- [DATA FOR PROCESSING]:
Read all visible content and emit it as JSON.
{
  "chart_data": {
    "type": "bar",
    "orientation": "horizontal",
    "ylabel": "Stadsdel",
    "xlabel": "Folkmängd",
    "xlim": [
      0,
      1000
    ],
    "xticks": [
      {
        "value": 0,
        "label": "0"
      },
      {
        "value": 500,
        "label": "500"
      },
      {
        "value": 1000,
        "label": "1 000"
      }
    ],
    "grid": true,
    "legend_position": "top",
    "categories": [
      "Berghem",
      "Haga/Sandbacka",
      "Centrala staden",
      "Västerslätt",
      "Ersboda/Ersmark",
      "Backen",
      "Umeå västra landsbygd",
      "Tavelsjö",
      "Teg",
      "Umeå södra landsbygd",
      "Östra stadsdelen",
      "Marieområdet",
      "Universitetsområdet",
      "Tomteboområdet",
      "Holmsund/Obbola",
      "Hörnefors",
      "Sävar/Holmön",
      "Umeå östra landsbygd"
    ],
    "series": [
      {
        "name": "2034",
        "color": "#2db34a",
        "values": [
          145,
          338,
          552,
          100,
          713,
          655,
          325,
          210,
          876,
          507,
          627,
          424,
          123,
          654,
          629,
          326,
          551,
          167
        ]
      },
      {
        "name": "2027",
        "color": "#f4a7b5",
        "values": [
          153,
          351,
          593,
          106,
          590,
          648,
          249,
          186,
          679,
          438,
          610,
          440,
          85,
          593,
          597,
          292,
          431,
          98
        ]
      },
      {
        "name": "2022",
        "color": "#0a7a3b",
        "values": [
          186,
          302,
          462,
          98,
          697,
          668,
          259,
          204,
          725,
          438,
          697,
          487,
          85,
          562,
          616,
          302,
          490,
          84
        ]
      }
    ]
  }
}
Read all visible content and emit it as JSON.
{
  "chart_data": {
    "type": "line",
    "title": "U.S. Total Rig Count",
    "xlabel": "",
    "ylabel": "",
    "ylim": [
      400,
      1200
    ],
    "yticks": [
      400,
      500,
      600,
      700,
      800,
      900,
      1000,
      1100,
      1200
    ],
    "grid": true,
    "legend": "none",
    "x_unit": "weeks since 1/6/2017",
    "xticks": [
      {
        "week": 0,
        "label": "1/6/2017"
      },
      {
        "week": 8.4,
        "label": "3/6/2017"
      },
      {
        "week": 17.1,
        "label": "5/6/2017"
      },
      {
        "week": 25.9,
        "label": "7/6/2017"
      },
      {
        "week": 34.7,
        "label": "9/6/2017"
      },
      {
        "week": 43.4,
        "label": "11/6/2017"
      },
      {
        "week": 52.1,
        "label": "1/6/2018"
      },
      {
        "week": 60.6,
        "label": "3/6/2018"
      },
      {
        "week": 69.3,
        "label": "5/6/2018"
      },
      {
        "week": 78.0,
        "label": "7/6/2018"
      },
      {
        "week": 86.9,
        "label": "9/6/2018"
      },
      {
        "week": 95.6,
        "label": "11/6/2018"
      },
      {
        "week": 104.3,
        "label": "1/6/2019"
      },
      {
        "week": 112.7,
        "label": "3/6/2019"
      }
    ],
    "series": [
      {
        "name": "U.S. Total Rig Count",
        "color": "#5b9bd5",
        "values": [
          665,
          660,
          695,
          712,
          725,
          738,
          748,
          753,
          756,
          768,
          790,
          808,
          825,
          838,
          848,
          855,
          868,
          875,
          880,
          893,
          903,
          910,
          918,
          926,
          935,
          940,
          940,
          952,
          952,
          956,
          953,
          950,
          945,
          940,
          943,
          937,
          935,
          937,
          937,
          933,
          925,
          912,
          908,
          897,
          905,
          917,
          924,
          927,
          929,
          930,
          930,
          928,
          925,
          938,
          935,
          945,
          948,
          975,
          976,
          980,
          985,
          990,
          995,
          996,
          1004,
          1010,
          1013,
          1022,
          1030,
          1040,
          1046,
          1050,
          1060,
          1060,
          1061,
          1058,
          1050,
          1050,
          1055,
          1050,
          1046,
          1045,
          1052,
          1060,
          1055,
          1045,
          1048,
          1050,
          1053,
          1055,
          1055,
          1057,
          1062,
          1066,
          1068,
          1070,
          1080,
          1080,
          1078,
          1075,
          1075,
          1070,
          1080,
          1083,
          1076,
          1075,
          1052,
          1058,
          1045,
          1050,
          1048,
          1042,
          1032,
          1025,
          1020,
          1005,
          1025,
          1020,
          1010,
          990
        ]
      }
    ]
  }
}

- [PROBLEM REQUIREMENTS]:
The records above should all be quoted exactly, please.

- [RESPONSE TO THIS TASK]:
Read all visible content and emit it as JSON.
{
  "chart_data": {
    "type": "bar",
    "orientation": "horizontal",
    "ylabel": "Stadsdel",
    "xlabel": "Folkmängd",
    "xlim": [
      0,
      1000
    ],
    "xticks": [
      {
        "value": 0,
        "label": "0"
      },
      {
        "value": 500,
        "label": "500"
      },
      {
        "value": 1000,
        "label": "1 000"
      }
    ],
    "grid": true,
    "legend_position": "top",
    "categories": [
      "Berghem",
      "Haga/Sandbacka",
      "Centrala staden",
      "Västerslätt",
      "Ersboda/Ersmark",
      "Backen",
      "Umeå västra landsbygd",
      "Tavelsjö",
      "Teg",
      "Umeå södra landsbygd",
      "Östra stadsdelen",
      "Marieområdet",
      "Universitetsområdet",
      "Tomteboområdet",
      "Holmsund/Obbola",
      "Hörnefors",
      "Sävar/Holmön",
      "Umeå östra landsbygd"
    ],
    "series": [
      {
        "name": "2034",
        "color": "#2db34a",
        "values": [
          145,
          338,
          552,
          100,
          713,
          655,
          325,
          210,
          876,
          507,
          627,
          424,
          123,
          654,
          629,
          326,
          551,
          167
        ]
      },
      {
        "name": "2027",
        "color": "#f4a7b5",
        "values": [
          153,
          351,
          593,
          106,
          590,
          648,
          249,
          186,
          679,
          438,
          610,
          440,
          85,
          593,
          597,
          292,
          431,
          98
        ]
      },
      {
        "name": "2022",
        "color": "#0a7a3b",
        "values": [
          186,
          302,
          462,
          98,
          697,
          668,
          259,
          204,
          725,
          438,
          697,
          487,
          85,
          562,
          616,
          302,
          490,
          84
        ]
      }
    ]
  }
}
Read all visible content and emit it as JSON.
{
  "chart_data": {
    "type": "line",
    "title": "U.S. Total Rig Count",
    "xlabel": "",
    "ylabel": "",
    "ylim": [
      400,
      1200
    ],
    "yticks": [
      400,
      500,
      600,
      700,
      800,
      900,
      1000,
      1100,
      1200
    ],
    "grid": true,
    "legend": "none",
    "x_unit": "weeks since 1/6/2017",
    "xticks": [
      {
        "week": 0,
        "label": "1/6/2017"
      },
      {
        "week": 8.4,
        "label": "3/6/2017"
      },
      {
        "week": 17.1,
        "label": "5/6/2017"
      },
      {
        "week": 25.9,
        "label": "7/6/2017"
      },
      {
        "week": 34.7,
        "label": "9/6/2017"
      },
      {
        "week": 43.4,
        "label": "11/6/2017"
      },
      {
        "week": 52.1,
        "label": "1/6/2018"
      },
      {
        "week": 60.6,
        "label": "3/6/2018"
      },
      {
        "week": 69.3,
        "label": "5/6/2018"
      },
      {
        "week": 78.0,
        "label": "7/6/2018"
      },
      {
        "week": 86.9,
        "label": "9/6/2018"
      },
      {
        "week": 95.6,
        "label": "11/6/2018"
      },
      {
        "week": 104.3,
        "label": "1/6/2019"
      },
      {
        "week": 112.7,
        "label": "3/6/2019"
      }
    ],
    "series": [
      {
        "name": "U.S. Total Rig Count",
        "color": "#5b9bd5",
        "values": [
          665,
          660,
          695,
          712,
          725,
          738,
          748,
          753,
          756,
          768,
          790,
          808,
          825,
          838,
          848,
          855,
          868,
          875,
          880,
          893,
          903,
          910,
          918,
          926,
          935,
          940,
          940,
          952,
          952,
          956,
          953,
          950,
          945,
          940,
          943,
          937,
          935,
          937,
          937,
          933,
          925,
          912,
          908,
          897,
          905,
          917,
          924,
          927,
          929,
          930,
          930,
          928,
          925,
          938,
          935,
          945,
          948,
          975,
          976,
          980,
          985,
          990,
          995,
          996,
          1004,
          1010,
          1013,
          1022,
          1030,
          1040,
          1046,
          1050,
          1060,
          1060,
          1061,
          1058,
          1050,
          1050,
          1055,
          1050,
          1046,
          1045,
          1052,
          1060,
          1055,
          1045,
          1048,
          1050,
          1053,
          1055,
          1055,
          1057,
          1062,
          1066,
          1068,
          1070,
          1080,
          1080,
          1078,
          1075,
          1075,
          1070,
          1080,
          1083,
          1076,
          1075,
          1052,
          1058,
          1045,
          1050,
          1048,
          1042,
          1032,
          1025,
          1020,
          1005,
          1025,
          1020,
          1010,
          990
        ]
      }
    ]
  }
}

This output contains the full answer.